## Task description
Wherever the string "Vacuum" appears in a line, extract that line.

[Collection entries]
- - -

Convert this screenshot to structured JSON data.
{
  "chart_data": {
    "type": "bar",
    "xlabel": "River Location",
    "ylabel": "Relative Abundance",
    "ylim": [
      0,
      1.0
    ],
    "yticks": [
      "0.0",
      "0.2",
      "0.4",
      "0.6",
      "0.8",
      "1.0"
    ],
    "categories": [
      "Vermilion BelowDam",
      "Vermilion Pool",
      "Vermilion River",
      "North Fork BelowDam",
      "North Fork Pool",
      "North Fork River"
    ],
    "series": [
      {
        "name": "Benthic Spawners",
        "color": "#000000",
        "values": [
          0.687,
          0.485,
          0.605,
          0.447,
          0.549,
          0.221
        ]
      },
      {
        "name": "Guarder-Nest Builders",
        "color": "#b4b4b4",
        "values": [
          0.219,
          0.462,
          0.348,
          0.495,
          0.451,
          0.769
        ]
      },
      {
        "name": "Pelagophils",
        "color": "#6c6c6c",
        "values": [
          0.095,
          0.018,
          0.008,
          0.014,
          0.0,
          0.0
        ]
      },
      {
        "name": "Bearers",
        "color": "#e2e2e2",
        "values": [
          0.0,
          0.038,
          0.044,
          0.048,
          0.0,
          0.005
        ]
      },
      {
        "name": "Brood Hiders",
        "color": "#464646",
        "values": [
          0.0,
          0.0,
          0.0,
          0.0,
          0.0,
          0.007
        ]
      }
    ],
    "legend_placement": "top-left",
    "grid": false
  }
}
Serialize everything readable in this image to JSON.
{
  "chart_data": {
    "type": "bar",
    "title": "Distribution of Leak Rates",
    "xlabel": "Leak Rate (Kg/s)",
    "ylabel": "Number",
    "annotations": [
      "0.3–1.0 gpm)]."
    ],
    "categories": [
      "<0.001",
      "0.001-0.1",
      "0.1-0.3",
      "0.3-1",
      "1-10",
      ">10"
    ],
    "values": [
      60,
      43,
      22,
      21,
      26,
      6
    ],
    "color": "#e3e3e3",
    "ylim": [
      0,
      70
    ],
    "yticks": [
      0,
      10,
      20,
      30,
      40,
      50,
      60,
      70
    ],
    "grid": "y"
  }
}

- - -

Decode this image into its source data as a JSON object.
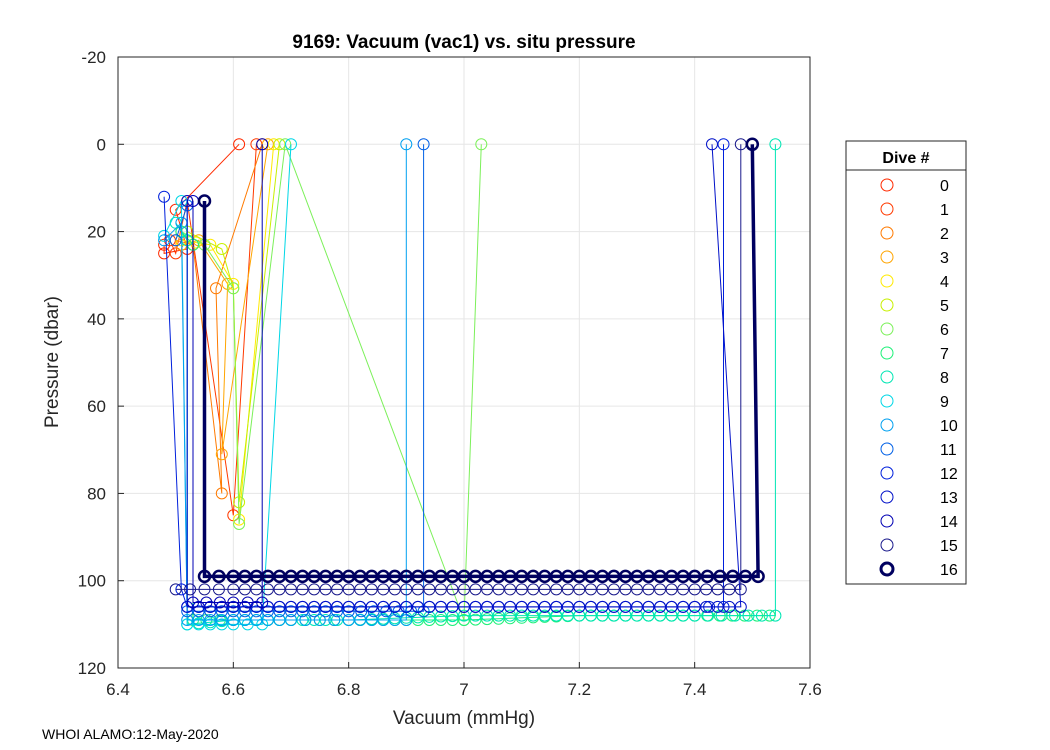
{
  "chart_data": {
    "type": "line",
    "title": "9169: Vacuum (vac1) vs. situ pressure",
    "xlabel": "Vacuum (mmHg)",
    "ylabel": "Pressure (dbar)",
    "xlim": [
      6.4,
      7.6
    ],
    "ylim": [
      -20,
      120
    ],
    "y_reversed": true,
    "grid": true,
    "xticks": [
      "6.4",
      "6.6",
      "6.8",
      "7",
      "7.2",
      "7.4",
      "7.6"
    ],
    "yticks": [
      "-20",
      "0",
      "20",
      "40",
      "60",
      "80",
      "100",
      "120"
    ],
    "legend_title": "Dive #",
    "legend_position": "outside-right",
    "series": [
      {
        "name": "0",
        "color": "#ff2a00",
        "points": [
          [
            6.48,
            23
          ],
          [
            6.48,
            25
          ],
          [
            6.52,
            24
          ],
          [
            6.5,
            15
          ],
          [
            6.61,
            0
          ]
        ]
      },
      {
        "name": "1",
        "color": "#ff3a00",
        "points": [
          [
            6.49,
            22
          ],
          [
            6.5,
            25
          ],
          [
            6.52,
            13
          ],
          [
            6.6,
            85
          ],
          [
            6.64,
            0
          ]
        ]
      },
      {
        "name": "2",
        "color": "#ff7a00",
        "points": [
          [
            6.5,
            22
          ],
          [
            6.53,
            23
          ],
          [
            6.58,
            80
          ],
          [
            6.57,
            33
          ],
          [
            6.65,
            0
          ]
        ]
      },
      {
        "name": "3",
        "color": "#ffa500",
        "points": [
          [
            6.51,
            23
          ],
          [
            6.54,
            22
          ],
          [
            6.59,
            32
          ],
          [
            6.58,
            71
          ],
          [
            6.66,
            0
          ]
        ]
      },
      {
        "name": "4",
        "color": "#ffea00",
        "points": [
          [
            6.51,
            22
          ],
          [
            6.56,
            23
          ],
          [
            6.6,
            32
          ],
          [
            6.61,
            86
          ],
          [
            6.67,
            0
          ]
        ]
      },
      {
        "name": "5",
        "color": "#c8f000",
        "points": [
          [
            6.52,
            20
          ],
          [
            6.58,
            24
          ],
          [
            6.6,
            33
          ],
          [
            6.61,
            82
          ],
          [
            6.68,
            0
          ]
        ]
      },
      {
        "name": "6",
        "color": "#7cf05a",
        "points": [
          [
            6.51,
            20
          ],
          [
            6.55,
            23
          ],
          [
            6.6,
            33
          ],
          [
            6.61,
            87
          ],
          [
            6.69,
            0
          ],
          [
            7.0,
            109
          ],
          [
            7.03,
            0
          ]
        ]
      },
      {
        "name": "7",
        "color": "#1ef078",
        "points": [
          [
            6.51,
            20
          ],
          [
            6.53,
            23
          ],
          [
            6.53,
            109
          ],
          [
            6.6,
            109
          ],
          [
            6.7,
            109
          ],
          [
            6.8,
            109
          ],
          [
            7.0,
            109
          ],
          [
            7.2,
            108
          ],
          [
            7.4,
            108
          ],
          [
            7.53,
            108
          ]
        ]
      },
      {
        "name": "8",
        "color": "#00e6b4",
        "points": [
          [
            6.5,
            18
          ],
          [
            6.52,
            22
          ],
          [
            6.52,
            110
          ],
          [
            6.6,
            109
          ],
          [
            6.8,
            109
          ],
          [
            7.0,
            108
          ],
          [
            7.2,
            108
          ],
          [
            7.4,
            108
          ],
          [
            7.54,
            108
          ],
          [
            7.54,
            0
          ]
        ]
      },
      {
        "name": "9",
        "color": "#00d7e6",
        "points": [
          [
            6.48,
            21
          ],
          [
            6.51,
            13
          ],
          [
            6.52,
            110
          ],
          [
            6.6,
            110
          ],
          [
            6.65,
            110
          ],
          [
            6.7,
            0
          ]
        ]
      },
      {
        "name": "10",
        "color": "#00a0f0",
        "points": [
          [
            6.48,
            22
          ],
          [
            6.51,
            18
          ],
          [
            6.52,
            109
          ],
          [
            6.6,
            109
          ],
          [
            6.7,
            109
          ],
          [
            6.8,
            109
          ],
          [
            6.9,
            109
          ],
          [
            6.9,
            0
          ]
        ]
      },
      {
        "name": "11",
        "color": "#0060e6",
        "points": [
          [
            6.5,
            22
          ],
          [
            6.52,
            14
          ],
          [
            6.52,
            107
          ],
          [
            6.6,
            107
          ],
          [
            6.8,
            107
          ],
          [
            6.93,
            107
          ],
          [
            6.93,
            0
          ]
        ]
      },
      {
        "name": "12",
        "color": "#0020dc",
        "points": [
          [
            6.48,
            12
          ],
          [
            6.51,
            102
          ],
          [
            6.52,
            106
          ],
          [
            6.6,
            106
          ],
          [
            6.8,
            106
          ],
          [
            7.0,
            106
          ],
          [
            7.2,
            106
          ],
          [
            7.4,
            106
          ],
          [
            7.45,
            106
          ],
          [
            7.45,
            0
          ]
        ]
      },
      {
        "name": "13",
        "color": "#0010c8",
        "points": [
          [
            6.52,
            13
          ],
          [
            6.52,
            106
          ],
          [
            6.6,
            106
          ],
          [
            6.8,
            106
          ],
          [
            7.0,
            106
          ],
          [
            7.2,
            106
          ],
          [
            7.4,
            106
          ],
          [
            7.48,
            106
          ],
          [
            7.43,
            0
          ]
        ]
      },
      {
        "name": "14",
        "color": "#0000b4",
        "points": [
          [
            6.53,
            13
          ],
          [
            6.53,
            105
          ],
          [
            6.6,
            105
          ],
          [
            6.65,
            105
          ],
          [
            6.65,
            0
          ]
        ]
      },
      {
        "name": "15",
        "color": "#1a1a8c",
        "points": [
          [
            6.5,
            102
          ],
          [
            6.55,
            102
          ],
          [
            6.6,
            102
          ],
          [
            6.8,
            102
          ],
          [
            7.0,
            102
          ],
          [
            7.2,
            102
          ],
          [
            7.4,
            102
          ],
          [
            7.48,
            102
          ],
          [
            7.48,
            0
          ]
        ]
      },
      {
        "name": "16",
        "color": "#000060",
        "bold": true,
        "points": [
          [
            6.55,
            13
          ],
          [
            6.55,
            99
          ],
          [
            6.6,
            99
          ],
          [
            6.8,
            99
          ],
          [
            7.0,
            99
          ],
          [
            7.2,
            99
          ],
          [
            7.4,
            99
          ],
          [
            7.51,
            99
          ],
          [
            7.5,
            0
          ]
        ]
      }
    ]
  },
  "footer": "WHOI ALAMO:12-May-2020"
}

- - -

## Solution for this problem
    "title": "9169: Vacuum (vac1) vs. situ pressure",
    "xlabel": "Vacuum (mmHg)",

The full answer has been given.